Dataset entries:
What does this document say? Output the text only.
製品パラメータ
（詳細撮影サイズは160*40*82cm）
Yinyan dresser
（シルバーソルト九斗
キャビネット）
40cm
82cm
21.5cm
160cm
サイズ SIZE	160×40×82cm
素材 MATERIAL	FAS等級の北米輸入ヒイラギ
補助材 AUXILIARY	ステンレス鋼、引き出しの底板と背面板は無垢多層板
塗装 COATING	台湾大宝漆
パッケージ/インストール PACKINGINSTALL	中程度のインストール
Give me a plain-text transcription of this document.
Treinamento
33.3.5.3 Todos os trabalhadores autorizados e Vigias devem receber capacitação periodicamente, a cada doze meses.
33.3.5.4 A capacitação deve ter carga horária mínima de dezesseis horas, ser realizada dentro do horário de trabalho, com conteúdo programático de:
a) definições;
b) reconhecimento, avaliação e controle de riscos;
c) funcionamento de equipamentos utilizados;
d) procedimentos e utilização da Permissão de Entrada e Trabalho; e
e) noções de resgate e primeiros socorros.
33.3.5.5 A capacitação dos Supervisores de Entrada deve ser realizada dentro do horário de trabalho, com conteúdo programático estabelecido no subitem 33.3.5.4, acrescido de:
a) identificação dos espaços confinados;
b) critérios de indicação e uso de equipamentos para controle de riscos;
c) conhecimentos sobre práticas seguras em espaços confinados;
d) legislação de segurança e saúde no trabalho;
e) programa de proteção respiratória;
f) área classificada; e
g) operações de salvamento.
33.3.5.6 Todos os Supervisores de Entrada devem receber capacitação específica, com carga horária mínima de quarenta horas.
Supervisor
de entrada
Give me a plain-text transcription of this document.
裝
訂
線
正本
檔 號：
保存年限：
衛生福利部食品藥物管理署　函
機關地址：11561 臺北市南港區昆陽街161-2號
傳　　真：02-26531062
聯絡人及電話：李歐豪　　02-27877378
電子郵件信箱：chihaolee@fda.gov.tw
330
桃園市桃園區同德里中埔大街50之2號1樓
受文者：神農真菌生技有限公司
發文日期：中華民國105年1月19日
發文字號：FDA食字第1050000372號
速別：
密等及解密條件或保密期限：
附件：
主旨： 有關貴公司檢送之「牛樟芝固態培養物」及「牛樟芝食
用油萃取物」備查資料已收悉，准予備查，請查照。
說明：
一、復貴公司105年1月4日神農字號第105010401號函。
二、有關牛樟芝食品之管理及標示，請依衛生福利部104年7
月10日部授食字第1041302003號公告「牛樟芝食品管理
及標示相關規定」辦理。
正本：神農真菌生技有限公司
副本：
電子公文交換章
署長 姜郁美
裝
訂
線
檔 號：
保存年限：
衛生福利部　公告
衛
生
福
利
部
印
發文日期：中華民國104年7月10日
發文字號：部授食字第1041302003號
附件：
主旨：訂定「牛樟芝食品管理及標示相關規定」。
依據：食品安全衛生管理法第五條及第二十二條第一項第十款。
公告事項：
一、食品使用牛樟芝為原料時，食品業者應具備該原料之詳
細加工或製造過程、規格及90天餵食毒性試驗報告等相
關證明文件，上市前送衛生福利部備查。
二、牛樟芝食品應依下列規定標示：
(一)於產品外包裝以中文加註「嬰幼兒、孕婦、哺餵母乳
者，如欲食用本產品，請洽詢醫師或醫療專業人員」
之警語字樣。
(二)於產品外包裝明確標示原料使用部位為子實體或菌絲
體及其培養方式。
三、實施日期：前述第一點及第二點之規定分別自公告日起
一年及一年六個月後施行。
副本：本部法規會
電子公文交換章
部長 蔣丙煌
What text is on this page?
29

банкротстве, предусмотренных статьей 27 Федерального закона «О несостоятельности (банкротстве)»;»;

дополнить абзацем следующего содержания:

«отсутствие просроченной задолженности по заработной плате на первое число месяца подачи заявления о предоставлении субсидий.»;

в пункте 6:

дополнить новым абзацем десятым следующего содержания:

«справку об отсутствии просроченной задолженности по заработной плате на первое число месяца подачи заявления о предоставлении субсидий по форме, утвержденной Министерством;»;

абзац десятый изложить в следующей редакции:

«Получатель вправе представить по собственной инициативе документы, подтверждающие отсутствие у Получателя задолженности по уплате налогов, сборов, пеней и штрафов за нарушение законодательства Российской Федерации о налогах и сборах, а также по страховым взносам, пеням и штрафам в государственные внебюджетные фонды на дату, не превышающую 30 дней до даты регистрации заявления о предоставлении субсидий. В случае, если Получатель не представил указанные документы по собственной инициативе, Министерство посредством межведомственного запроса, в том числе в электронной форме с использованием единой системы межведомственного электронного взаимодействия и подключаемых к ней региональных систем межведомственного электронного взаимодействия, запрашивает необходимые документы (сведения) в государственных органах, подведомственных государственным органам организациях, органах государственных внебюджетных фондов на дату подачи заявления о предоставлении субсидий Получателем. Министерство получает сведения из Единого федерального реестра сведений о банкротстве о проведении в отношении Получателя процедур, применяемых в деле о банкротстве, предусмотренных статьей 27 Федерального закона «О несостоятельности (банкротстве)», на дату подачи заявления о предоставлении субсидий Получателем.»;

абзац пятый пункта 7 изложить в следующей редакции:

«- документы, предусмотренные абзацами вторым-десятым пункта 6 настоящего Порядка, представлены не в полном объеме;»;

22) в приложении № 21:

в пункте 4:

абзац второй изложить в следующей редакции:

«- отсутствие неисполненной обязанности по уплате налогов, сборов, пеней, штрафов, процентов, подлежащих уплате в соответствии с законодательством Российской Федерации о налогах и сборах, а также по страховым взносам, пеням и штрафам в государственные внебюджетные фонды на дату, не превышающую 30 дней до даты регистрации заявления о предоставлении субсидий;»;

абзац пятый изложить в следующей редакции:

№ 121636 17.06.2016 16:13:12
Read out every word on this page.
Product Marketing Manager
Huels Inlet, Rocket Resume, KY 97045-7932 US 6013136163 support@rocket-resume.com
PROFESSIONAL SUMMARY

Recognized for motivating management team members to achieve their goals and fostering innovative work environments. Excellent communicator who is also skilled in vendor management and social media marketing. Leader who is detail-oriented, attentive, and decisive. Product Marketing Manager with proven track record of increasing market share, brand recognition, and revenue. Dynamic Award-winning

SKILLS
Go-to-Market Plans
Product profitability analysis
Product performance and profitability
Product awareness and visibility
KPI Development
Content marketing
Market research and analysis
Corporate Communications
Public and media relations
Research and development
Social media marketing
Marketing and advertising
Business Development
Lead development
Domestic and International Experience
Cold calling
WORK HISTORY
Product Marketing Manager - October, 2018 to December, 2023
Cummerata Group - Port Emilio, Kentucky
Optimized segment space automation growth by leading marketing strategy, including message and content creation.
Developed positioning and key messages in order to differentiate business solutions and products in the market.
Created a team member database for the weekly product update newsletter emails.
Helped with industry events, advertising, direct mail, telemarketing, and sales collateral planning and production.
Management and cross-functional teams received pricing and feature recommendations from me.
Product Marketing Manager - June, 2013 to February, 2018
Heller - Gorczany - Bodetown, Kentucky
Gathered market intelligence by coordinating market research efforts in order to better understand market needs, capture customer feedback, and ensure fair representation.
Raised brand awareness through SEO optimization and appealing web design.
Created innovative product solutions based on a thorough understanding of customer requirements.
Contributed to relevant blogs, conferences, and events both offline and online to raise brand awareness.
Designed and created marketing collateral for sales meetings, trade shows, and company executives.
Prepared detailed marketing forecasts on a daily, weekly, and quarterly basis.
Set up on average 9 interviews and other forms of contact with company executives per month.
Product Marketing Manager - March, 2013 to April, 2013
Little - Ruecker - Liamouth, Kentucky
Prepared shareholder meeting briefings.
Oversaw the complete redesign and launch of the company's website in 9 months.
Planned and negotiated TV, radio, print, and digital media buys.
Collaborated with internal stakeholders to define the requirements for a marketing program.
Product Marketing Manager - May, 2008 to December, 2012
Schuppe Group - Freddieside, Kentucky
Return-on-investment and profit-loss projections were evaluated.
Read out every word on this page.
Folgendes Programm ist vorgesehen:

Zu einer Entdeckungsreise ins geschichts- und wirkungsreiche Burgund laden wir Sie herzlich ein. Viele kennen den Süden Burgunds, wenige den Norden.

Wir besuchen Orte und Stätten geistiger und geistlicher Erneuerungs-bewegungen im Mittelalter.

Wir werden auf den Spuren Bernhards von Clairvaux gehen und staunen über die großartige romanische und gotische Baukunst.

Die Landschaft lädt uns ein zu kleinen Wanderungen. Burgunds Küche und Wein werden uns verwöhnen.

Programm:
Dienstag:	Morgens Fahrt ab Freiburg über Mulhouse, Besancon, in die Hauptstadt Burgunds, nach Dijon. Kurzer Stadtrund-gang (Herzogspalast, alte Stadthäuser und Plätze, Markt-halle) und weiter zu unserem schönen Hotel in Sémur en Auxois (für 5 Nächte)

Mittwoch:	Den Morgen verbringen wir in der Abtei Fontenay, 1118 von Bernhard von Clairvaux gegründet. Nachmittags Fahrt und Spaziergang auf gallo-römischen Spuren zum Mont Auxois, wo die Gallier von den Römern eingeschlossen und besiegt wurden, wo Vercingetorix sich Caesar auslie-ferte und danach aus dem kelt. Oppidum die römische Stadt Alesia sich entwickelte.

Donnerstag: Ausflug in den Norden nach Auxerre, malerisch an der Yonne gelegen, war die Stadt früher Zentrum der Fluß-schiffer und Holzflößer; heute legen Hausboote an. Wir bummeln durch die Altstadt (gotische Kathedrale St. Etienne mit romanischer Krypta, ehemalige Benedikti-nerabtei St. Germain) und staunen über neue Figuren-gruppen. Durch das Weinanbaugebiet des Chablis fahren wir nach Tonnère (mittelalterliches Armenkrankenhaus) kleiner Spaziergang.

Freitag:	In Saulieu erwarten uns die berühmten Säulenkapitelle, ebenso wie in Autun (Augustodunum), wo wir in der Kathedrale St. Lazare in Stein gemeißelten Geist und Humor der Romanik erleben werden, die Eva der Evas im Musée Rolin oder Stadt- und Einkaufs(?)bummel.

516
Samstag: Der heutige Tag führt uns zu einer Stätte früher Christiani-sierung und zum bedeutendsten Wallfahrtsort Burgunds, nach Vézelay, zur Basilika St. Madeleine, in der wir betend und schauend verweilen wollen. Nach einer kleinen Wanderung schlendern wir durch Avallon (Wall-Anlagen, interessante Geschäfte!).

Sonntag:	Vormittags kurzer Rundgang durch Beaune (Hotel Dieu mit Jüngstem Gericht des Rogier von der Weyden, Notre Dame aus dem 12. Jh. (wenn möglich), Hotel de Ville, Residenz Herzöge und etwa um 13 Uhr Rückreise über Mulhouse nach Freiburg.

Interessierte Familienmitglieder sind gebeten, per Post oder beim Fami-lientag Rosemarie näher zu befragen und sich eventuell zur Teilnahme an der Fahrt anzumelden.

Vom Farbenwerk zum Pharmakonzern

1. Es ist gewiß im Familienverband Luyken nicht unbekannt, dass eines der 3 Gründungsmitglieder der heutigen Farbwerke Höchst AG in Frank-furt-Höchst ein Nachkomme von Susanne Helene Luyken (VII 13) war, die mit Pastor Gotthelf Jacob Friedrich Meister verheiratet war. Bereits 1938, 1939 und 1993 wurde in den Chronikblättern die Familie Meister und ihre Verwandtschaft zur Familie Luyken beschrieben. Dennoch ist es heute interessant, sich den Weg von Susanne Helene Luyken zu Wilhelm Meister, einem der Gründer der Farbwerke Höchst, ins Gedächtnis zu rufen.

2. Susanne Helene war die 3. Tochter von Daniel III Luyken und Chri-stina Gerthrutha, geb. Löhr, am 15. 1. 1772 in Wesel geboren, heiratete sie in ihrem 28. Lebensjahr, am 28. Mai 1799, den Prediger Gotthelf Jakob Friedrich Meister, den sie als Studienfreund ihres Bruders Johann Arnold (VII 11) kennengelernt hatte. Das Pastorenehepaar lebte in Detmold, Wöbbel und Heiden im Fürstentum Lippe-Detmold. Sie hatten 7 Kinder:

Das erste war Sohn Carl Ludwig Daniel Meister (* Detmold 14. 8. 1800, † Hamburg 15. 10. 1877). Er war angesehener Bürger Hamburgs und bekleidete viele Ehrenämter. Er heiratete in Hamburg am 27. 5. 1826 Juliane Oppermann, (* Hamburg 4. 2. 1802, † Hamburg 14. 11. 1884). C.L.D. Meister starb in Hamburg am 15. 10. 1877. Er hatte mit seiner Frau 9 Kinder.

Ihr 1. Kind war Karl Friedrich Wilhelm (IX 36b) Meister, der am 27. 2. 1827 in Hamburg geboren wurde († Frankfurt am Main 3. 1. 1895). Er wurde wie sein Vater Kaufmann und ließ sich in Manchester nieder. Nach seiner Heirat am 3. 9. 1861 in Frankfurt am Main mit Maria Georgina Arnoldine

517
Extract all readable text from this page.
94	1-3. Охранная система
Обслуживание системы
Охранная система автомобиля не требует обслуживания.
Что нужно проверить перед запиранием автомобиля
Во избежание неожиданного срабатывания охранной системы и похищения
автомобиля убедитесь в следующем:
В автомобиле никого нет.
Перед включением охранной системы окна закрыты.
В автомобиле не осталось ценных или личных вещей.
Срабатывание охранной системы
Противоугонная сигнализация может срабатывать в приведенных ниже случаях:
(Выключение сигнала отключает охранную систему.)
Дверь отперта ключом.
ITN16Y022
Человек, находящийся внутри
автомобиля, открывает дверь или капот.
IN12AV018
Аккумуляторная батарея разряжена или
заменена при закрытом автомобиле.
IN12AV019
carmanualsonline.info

WORK TO BE COMPLETED >> Your answer should be a single number: the count of lines containing the word "equipamentos".

WRITTEN REPLY >> 2